**Testo estratto**
──────────

Questo mondo, come dicevo, compare in vesti lacerate. La città è l’ambiente in cui sono più facilmente osservabili le sue ferite, gli spazi in cui più chiaramente emergono la precarietà dell’umano, la sua caduta («buio deserto di città teatrale», «la città che è un teatro tranquillo di guerra», «una tempesta di persone perse / tra processioni ferme di cemento»), mentre la notte è la stagione più disposta a svelare la nudità di queste contraddizioni, proprio ottundendo le certezze vendute dal giorno. Alla notte è infatti dedicata l’intera sottosezione Intorno, notte, e il buio, proprio agendo come «sipario calato sul mondo», di quello indica le smagliature e la frammentarietà irriducibile, agendo come «madre non norma», cioè come origine oltre-sociale che «disvela […] delle case l’anomala quiete».

──────────

**Sezione dati**
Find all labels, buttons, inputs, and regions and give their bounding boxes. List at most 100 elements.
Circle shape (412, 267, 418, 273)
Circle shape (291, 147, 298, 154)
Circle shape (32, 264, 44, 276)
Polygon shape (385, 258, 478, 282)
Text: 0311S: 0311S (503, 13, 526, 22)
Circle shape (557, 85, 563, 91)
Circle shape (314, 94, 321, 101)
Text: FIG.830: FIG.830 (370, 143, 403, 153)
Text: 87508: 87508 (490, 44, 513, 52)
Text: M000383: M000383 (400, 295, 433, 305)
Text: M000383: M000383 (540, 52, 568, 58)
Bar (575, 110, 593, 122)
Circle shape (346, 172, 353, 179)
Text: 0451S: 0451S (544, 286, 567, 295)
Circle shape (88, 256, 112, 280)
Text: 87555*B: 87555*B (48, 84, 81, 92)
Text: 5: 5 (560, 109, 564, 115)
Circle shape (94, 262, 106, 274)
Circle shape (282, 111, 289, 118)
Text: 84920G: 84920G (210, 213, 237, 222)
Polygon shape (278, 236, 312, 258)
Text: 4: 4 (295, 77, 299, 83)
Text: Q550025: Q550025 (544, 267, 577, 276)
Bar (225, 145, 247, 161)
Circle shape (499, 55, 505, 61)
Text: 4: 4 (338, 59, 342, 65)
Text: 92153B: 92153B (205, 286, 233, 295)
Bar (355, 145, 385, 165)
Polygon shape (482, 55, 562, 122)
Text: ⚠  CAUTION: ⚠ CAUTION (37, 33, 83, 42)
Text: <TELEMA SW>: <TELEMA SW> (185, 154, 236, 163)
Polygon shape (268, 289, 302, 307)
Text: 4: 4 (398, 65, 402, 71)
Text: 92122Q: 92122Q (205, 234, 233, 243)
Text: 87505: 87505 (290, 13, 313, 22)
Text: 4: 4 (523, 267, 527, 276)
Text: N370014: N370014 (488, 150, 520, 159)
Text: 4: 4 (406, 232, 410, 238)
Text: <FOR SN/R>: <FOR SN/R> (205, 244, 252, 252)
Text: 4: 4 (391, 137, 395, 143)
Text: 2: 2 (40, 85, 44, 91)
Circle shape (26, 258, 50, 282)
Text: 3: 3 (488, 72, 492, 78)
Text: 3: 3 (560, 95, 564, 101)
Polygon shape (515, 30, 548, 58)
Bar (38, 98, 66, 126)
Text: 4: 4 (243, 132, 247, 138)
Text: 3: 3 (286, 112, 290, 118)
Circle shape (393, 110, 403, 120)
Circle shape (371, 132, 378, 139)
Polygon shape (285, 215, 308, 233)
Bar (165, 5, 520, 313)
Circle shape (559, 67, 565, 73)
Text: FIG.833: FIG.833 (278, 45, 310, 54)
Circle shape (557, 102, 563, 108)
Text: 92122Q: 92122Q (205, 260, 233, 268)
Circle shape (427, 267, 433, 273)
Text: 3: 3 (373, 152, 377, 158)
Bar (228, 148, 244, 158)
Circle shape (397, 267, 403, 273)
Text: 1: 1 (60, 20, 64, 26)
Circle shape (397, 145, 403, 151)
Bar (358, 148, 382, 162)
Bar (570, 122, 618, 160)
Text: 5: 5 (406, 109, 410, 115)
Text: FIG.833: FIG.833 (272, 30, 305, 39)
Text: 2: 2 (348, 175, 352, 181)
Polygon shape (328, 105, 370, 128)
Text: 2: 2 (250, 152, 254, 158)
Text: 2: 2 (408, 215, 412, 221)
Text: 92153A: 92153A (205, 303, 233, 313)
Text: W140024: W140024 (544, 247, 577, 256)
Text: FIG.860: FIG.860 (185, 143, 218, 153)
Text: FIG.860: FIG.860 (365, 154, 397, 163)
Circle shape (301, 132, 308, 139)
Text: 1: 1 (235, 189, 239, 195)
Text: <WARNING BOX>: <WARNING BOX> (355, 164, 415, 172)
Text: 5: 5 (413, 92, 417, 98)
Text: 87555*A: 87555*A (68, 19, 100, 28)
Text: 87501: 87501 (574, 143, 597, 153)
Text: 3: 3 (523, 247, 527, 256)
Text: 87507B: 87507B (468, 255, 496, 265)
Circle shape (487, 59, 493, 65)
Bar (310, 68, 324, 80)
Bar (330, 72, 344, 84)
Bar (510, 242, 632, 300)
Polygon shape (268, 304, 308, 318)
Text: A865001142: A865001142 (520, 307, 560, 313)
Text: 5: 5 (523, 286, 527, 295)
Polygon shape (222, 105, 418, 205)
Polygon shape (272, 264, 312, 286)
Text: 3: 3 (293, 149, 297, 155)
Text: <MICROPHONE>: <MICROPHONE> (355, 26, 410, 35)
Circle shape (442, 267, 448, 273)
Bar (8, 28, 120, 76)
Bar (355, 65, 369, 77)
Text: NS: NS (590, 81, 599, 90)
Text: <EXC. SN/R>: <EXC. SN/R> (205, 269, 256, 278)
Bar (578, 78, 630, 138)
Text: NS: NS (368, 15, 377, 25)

──────────

**Obiettivi**
a) Secondo il testo estratto, a che cosa è dedicata l'intera sottosezione Intorno, notte?
b) Trascrivi senza modifiche le righe della sezione dati, dalla prima fino a quella che contiene "Circle shape (282, 111, 289, 118)", compresa.

**Risposte fornite**
a) Alla notte.

b)
Find all labels, buttons, inputs, and regions and give their bounding boxes. List at most 100 elements.
Circle shape (412, 267, 418, 273)
Circle shape (291, 147, 298, 154)
Circle shape (32, 264, 44, 276)
Polygon shape (385, 258, 478, 282)
Text: 0311S: 0311S (503, 13, 526, 22)
Circle shape (557, 85, 563, 91)
Circle shape (314, 94, 321, 101)
Text: FIG.830: FIG.830 (370, 143, 403, 153)
Text: 87508: 87508 (490, 44, 513, 52)
Text: M000383: M000383 (400, 295, 433, 305)
Text: M000383: M000383 (540, 52, 568, 58)
Bar (575, 110, 593, 122)
Circle shape (346, 172, 353, 179)
Text: 0451S: 0451S (544, 286, 567, 295)
Circle shape (88, 256, 112, 280)
Text: 87555*B: 87555*B (48, 84, 81, 92)
Text: 5: 5 (560, 109, 564, 115)
Circle shape (94, 262, 106, 274)
Circle shape (282, 111, 289, 118)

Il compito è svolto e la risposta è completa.